Written problem — Look through the lines below and extract any with the word "Operaciones".

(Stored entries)
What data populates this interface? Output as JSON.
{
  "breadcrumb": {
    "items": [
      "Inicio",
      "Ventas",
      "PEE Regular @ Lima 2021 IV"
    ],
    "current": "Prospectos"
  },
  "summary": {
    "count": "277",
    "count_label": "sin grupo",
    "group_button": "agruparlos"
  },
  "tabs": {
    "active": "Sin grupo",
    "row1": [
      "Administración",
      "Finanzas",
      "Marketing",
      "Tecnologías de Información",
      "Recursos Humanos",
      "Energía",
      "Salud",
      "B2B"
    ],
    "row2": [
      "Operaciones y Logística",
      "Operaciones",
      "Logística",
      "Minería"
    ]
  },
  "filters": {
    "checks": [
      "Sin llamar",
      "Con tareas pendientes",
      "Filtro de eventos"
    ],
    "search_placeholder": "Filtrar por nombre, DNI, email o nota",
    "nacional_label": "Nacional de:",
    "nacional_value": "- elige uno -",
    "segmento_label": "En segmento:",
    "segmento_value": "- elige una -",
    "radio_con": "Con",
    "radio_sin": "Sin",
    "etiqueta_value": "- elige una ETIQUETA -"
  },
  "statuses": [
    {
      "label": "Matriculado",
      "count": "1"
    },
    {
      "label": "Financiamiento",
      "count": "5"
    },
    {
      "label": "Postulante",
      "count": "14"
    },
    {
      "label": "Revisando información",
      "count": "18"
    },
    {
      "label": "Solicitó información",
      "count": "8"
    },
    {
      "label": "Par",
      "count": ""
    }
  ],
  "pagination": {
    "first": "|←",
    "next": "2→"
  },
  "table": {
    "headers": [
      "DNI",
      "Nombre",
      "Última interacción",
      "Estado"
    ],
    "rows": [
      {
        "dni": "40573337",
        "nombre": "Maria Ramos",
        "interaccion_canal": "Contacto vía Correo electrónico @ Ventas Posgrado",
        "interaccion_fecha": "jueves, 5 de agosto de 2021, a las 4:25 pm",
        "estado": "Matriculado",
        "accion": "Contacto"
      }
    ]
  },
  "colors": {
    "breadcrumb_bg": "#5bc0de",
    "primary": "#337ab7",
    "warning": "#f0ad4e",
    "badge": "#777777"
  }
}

--

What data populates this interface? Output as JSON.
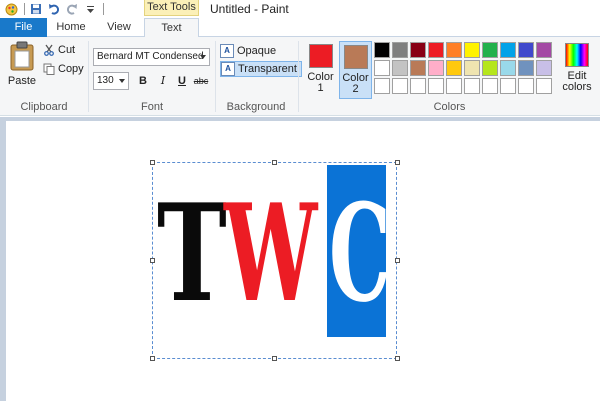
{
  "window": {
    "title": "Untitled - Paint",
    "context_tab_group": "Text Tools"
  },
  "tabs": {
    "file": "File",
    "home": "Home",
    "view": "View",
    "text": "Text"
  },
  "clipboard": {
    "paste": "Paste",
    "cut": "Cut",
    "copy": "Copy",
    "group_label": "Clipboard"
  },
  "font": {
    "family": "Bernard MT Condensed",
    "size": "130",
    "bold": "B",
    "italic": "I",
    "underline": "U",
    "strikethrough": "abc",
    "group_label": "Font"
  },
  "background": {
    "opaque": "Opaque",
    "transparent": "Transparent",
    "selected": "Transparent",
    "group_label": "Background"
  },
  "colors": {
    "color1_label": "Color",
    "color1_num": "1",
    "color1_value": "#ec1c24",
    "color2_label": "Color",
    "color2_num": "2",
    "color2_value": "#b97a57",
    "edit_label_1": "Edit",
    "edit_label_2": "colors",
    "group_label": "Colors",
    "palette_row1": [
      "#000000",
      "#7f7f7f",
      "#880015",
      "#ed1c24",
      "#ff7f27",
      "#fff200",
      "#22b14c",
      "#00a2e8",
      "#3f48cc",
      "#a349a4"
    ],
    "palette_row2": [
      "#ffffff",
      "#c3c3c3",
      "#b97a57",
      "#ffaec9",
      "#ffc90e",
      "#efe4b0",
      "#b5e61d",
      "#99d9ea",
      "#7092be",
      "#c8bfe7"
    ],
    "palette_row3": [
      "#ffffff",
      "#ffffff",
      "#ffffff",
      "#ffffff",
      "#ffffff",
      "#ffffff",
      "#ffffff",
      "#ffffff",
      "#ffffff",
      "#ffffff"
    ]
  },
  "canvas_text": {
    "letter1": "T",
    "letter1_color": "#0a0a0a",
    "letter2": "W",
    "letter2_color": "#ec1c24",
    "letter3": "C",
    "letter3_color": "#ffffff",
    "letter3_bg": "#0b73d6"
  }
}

Expected answer —
      "Operaciones y Logística",
      "Operaciones",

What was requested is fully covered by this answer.